→ INSTRUCTIONS FOR THE TASK
Emit the data below verbatim, stripping out any pictures.

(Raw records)
***

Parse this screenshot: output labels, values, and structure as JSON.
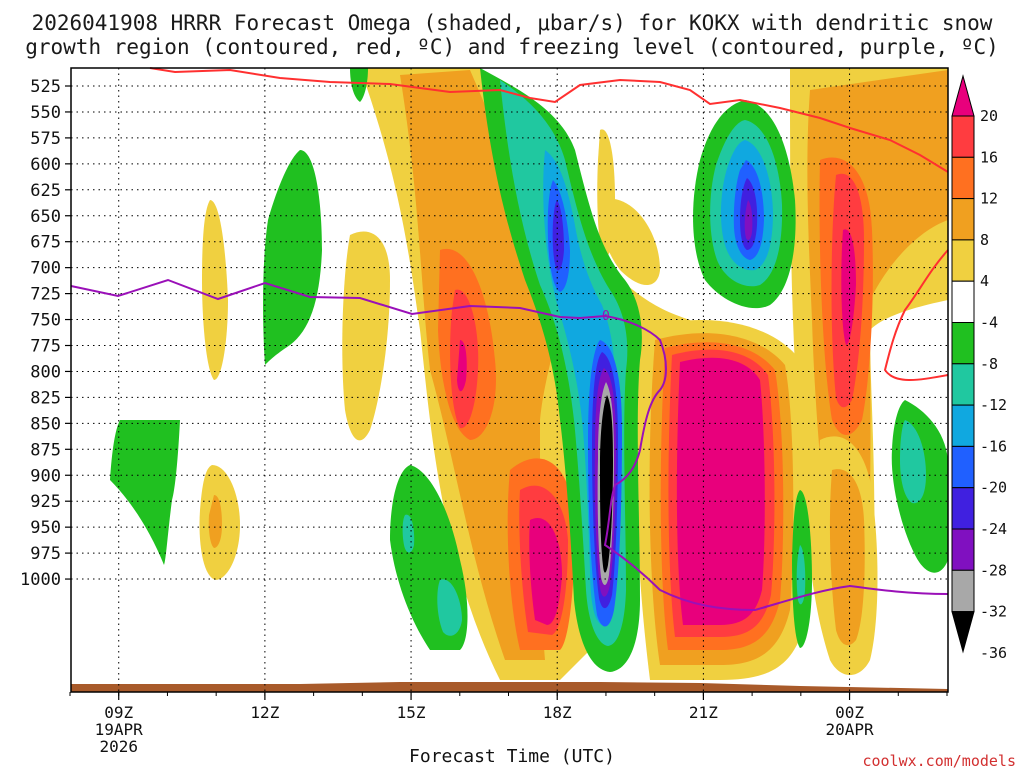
{
  "title_line1": "2026041908 HRRR Forecast Omega (shaded, μbar/s) for KOKX with dendritic snow",
  "title_line2": "growth region (contoured, red, ºC) and freezing level (contoured, purple, ºC)",
  "xlabel": "Forecast Time (UTC)",
  "credit": "coolwx.com/models",
  "chart_data": {
    "type": "time-height",
    "y_ticks": [
      "525",
      "550",
      "575",
      "600",
      "625",
      "650",
      "675",
      "700",
      "725",
      "750",
      "775",
      "800",
      "825",
      "850",
      "875",
      "900",
      "925",
      "950",
      "975",
      "1000"
    ],
    "x_ticks": [
      {
        "hour": 9,
        "label": "09Z",
        "sub1": "19APR",
        "sub2": "2026"
      },
      {
        "hour": 12,
        "label": "12Z",
        "sub1": "",
        "sub2": ""
      },
      {
        "hour": 15,
        "label": "15Z",
        "sub1": "",
        "sub2": ""
      },
      {
        "hour": 18,
        "label": "18Z",
        "sub1": "",
        "sub2": ""
      },
      {
        "hour": 21,
        "label": "21Z",
        "sub1": "",
        "sub2": ""
      },
      {
        "hour": 24,
        "label": "00Z",
        "sub1": "20APR",
        "sub2": ""
      }
    ],
    "x_range_hours": [
      8,
      26
    ],
    "colorbar": {
      "labels": [
        "20",
        "16",
        "12",
        "8",
        "4",
        "-4",
        "-8",
        "-12",
        "-16",
        "-20",
        "-24",
        "-28",
        "-32",
        "-36"
      ],
      "colors": [
        "#e8007c",
        "#ff3c40",
        "#ff7020",
        "#f0a020",
        "#f0d040",
        "#ffffff",
        "#20c020",
        "#20c8a0",
        "#10a8e0",
        "#2060ff",
        "#4020e0",
        "#8010c0",
        "#a8a8a8",
        "#000000"
      ]
    },
    "freezing_level_contour_label": "0",
    "freezing_level_color": "#9a10b8",
    "dgz_color": "#ff3030",
    "ground_color": "#a85a2a"
  }
}
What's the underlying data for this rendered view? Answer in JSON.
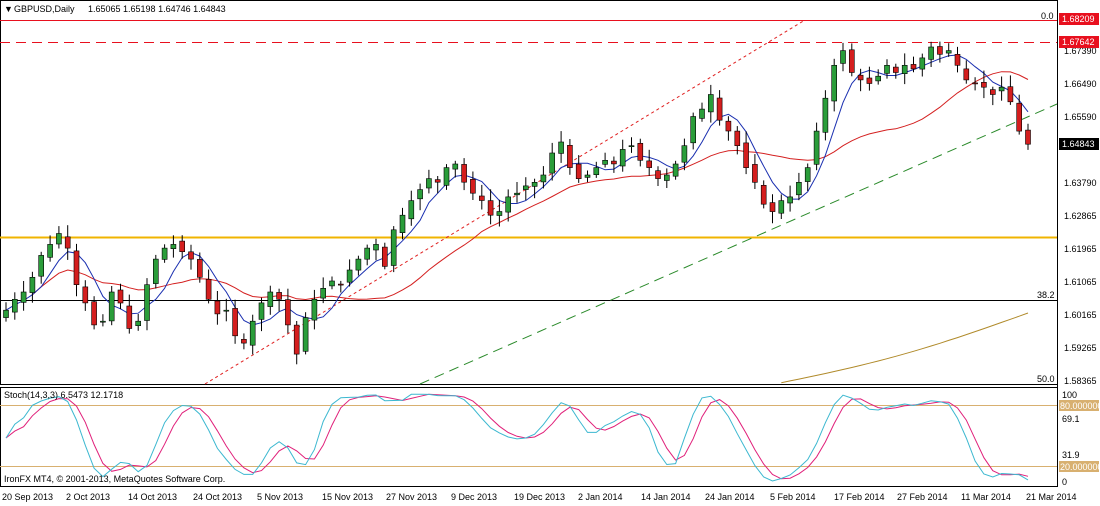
{
  "header": {
    "symbol_label": "GBPUSD,Daily",
    "ohlc_label": "1.65065 1.65198 1.64746 1.64843",
    "collapse_glyph": "▼"
  },
  "main": {
    "price_axis_labels": [
      "1.67390",
      "1.66490",
      "1.65590",
      "1.63790",
      "1.62865",
      "1.61965",
      "1.61065",
      "1.60165",
      "1.59265",
      "1.58365"
    ],
    "badges": [
      {
        "text": "1.68209",
        "color": "#e8101e",
        "text_color": "#ffffff"
      },
      {
        "text": "1.67642",
        "color": "#e8101e",
        "text_color": "#ffffff"
      },
      {
        "text": "1.64843",
        "color": "#000000",
        "text_color": "#ffffff"
      }
    ],
    "fibo_labels": {
      "top": "0.0",
      "mid": "38.2",
      "bottom": "50.0"
    }
  },
  "stochastic": {
    "label": "Stoch(14,3,3) 6.5473 12.1718",
    "axis_labels": [
      "100",
      "69.1",
      "31.9",
      "0"
    ],
    "level_badges": [
      "80.000000",
      "20.000000"
    ],
    "copyright": "IronFX MT4, © 2001-2013, MetaQuotes Software Corp."
  },
  "time_axis": {
    "labels": [
      "20 Sep 2013",
      "2 Oct 2013",
      "14 Oct 2013",
      "24 Oct 2013",
      "5 Nov 2013",
      "15 Nov 2013",
      "27 Nov 2013",
      "9 Dec 2013",
      "19 Dec 2013",
      "2 Jan 2014",
      "14 Jan 2014",
      "24 Jan 2014",
      "5 Feb 2014",
      "17 Feb 2014",
      "27 Feb 2014",
      "11 Mar 2014",
      "21 Mar 2014"
    ]
  },
  "colors": {
    "bull": "#2a9d3a",
    "bear": "#d41e1e",
    "fast_ma": "#1a2fb0",
    "slow_ma": "#d42020",
    "long_ma": "#b08a2a",
    "support": "#f0b400",
    "resistance": "#e02020",
    "stoch_main": "#3cb8d0",
    "stoch_signal": "#e0207a"
  },
  "chart_data": {
    "type": "candlestick",
    "symbol": "GBPUSD",
    "timeframe": "Daily",
    "y_ticks": [
      1.6739,
      1.6649,
      1.6559,
      1.6379,
      1.62865,
      1.61965,
      1.61065,
      1.60165,
      1.59265,
      1.58365
    ],
    "x_ticks": [
      "20 Sep 2013",
      "2 Oct 2013",
      "14 Oct 2013",
      "24 Oct 2013",
      "5 Nov 2013",
      "15 Nov 2013",
      "27 Nov 2013",
      "9 Dec 2013",
      "19 Dec 2013",
      "2 Jan 2014",
      "14 Jan 2014",
      "24 Jan 2014",
      "5 Feb 2014",
      "17 Feb 2014",
      "27 Feb 2014",
      "11 Mar 2014",
      "21 Mar 2014"
    ],
    "horizontal_levels": [
      {
        "price": 1.68209,
        "style": "solid",
        "color": "#e8101e"
      },
      {
        "price": 1.67642,
        "style": "dashed",
        "color": "#e8101e"
      },
      {
        "price": 1.6228,
        "style": "solid",
        "color": "#f0b400"
      },
      {
        "price": 1.6042,
        "style": "solid",
        "color": "#000000"
      }
    ],
    "close_path": [
      1.603,
      1.606,
      1.608,
      1.612,
      1.618,
      1.621,
      1.624,
      1.62,
      1.61,
      1.605,
      1.599,
      1.6,
      1.608,
      1.605,
      1.598,
      1.6,
      1.61,
      1.617,
      1.62,
      1.621,
      1.619,
      1.617,
      1.612,
      1.606,
      1.602,
      1.603,
      1.596,
      1.594,
      1.6,
      1.605,
      1.608,
      1.606,
      1.599,
      1.591,
      1.601,
      1.606,
      1.609,
      1.611,
      1.61,
      1.614,
      1.617,
      1.62,
      1.621,
      1.615,
      1.625,
      1.629,
      1.633,
      1.636,
      1.639,
      1.638,
      1.642,
      1.643,
      1.638,
      1.635,
      1.633,
      1.629,
      1.63,
      1.634,
      1.635,
      1.637,
      1.638,
      1.64,
      1.646,
      1.649,
      1.642,
      1.639,
      1.64,
      1.642,
      1.644,
      1.643,
      1.647,
      1.648,
      1.644,
      1.642,
      1.639,
      1.64,
      1.643,
      1.648,
      1.656,
      1.658,
      1.662,
      1.655,
      1.652,
      1.648,
      1.642,
      1.638,
      1.632,
      1.63,
      1.633,
      1.634,
      1.638,
      1.642,
      1.652,
      1.661,
      1.67,
      1.674,
      1.668,
      1.666,
      1.665,
      1.667,
      1.67,
      1.668,
      1.67,
      1.669,
      1.672,
      1.675,
      1.673,
      1.674,
      1.67,
      1.666,
      1.665,
      1.664,
      1.662,
      1.664,
      1.66,
      1.652,
      1.6484
    ],
    "stochastic": {
      "period": "14,3,3",
      "main": 6.5473,
      "signal": 12.1718,
      "levels": [
        80,
        20
      ]
    }
  }
}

***

→ REPLY
Parse this screenshot: output labels, values, and structure as JSON.
{
  "title_line1": "2026041908 HRRR Forecast Omega (shaded, μbar/s) for KOKX with dendritic snow",
  "title_line2": "growth region (contoured, red, ºC) and freezing level (contoured, purple, ºC)",
  "xlabel": "Forecast Time (UTC)",
  "credit": "coolwx.com/models",
  "chart_data": {
    "type": "time-height",
    "y_ticks": [
      "525",
      "550",
      "575",
      "600",
      "625",
      "650",
      "675",
      "700",
      "725",
      "750",
      "775",
      "800",
      "825",
      "850",
      "875",
      "900",
      "925",
      "950",
      "975",
      "1000"
    ],
    "x_ticks": [
      {
        "hour": 9,
        "label": "09Z",
        "sub1": "19APR",
        "sub2": "2026"
      },
      {
        "hour": 12,
        "label": "12Z",
        "sub1": "",
        "sub2": ""
      },
      {
        "hour": 15,
        "label": "15Z",
        "sub1": "",
        "sub2": ""
      },
      {
        "hour": 18,
        "label": "18Z",
        "sub1": "",
        "sub2": ""
      },
      {
        "hour": 21,
        "label": "21Z",
        "sub1": "",
        "sub2": ""
      },
      {
        "hour": 24,
        "label": "00Z",
        "sub1": "20APR",
        "sub2": ""
      }
    ],
    "x_range_hours": [
      8,
      26
    ],
    "colorbar": {
      "labels": [
        "20",
        "16",
        "12",
        "8",
        "4",
        "-4",
        "-8",
        "-12",
        "-16",
        "-20",
        "-24",
        "-28",
        "-32",
        "-36"
      ],
      "colors": [
        "#e8007c",
        "#ff3c40",
        "#ff7020",
        "#f0a020",
        "#f0d040",
        "#ffffff",
        "#20c020",
        "#20c8a0",
        "#10a8e0",
        "#2060ff",
        "#4020e0",
        "#8010c0",
        "#a8a8a8",
        "#000000"
      ]
    },
    "freezing_level_contour_label": "0",
    "freezing_level_color": "#9a10b8",
    "dgz_color": "#ff3030",
    "ground_color": "#a85a2a"
  }
}
What's the underlying data for this rendered view? Answer in JSON.
{
  "header": {
    "symbol_label": "GBPUSD,Daily",
    "ohlc_label": "1.65065 1.65198 1.64746 1.64843",
    "collapse_glyph": "▼"
  },
  "main": {
    "price_axis_labels": [
      "1.67390",
      "1.66490",
      "1.65590",
      "1.63790",
      "1.62865",
      "1.61965",
      "1.61065",
      "1.60165",
      "1.59265",
      "1.58365"
    ],
    "badges": [
      {
        "text": "1.68209",
        "color": "#e8101e",
        "text_color": "#ffffff"
      },
      {
        "text": "1.67642",
        "color": "#e8101e",
        "text_color": "#ffffff"
      },
      {
        "text": "1.64843",
        "color": "#000000",
        "text_color": "#ffffff"
      }
    ],
    "fibo_labels": {
      "top": "0.0",
      "mid": "38.2",
      "bottom": "50.0"
    }
  },
  "stochastic": {
    "label": "Stoch(14,3,3) 6.5473 12.1718",
    "axis_labels": [
      "100",
      "69.1",
      "31.9",
      "0"
    ],
    "level_badges": [
      "80.000000",
      "20.000000"
    ],
    "copyright": "IronFX MT4, © 2001-2013, MetaQuotes Software Corp."
  },
  "time_axis": {
    "labels": [
      "20 Sep 2013",
      "2 Oct 2013",
      "14 Oct 2013",
      "24 Oct 2013",
      "5 Nov 2013",
      "15 Nov 2013",
      "27 Nov 2013",
      "9 Dec 2013",
      "19 Dec 2013",
      "2 Jan 2014",
      "14 Jan 2014",
      "24 Jan 2014",
      "5 Feb 2014",
      "17 Feb 2014",
      "27 Feb 2014",
      "11 Mar 2014",
      "21 Mar 2014"
    ]
  },
  "colors": {
    "bull": "#2a9d3a",
    "bear": "#d41e1e",
    "fast_ma": "#1a2fb0",
    "slow_ma": "#d42020",
    "long_ma": "#b08a2a",
    "support": "#f0b400",
    "resistance": "#e02020",
    "stoch_main": "#3cb8d0",
    "stoch_signal": "#e0207a"
  },
  "chart_data": {
    "type": "candlestick",
    "symbol": "GBPUSD",
    "timeframe": "Daily",
    "y_ticks": [
      1.6739,
      1.6649,
      1.6559,
      1.6379,
      1.62865,
      1.61965,
      1.61065,
      1.60165,
      1.59265,
      1.58365
    ],
    "x_ticks": [
      "20 Sep 2013",
      "2 Oct 2013",
      "14 Oct 2013",
      "24 Oct 2013",
      "5 Nov 2013",
      "15 Nov 2013",
      "27 Nov 2013",
      "9 Dec 2013",
      "19 Dec 2013",
      "2 Jan 2014",
      "14 Jan 2014",
      "24 Jan 2014",
      "5 Feb 2014",
      "17 Feb 2014",
      "27 Feb 2014",
      "11 Mar 2014",
      "21 Mar 2014"
    ],
    "horizontal_levels": [
      {
        "price": 1.68209,
        "style": "solid",
        "color": "#e8101e"
      },
      {
        "price": 1.67642,
        "style": "dashed",
        "color": "#e8101e"
      },
      {
        "price": 1.6228,
        "style": "solid",
        "color": "#f0b400"
      },
      {
        "price": 1.6042,
        "style": "solid",
        "color": "#000000"
      }
    ],
    "close_path": [
      1.603,
      1.606,
      1.608,
      1.612,
      1.618,
      1.621,
      1.624,
      1.62,
      1.61,
      1.605,
      1.599,
      1.6,
      1.608,
      1.605,
      1.598,
      1.6,
      1.61,
      1.617,
      1.62,
      1.621,
      1.619,
      1.617,
      1.612,
      1.606,
      1.602,
      1.603,
      1.596,
      1.594,
      1.6,
      1.605,
      1.608,
      1.606,
      1.599,
      1.591,
      1.601,
      1.606,
      1.609,
      1.611,
      1.61,
      1.614,
      1.617,
      1.62,
      1.621,
      1.615,
      1.625,
      1.629,
      1.633,
      1.636,
      1.639,
      1.638,
      1.642,
      1.643,
      1.638,
      1.635,
      1.633,
      1.629,
      1.63,
      1.634,
      1.635,
      1.637,
      1.638,
      1.64,
      1.646,
      1.649,
      1.642,
      1.639,
      1.64,
      1.642,
      1.644,
      1.643,
      1.647,
      1.648,
      1.644,
      1.642,
      1.639,
      1.64,
      1.643,
      1.648,
      1.656,
      1.658,
      1.662,
      1.655,
      1.652,
      1.648,
      1.642,
      1.638,
      1.632,
      1.63,
      1.633,
      1.634,
      1.638,
      1.642,
      1.652,
      1.661,
      1.67,
      1.674,
      1.668,
      1.666,
      1.665,
      1.667,
      1.67,
      1.668,
      1.67,
      1.669,
      1.672,
      1.675,
      1.673,
      1.674,
      1.67,
      1.666,
      1.665,
      1.664,
      1.662,
      1.664,
      1.66,
      1.652,
      1.6484
    ],
    "stochastic": {
      "period": "14,3,3",
      "main": 6.5473,
      "signal": 12.1718,
      "levels": [
        80,
        20
      ]
    }
  }
}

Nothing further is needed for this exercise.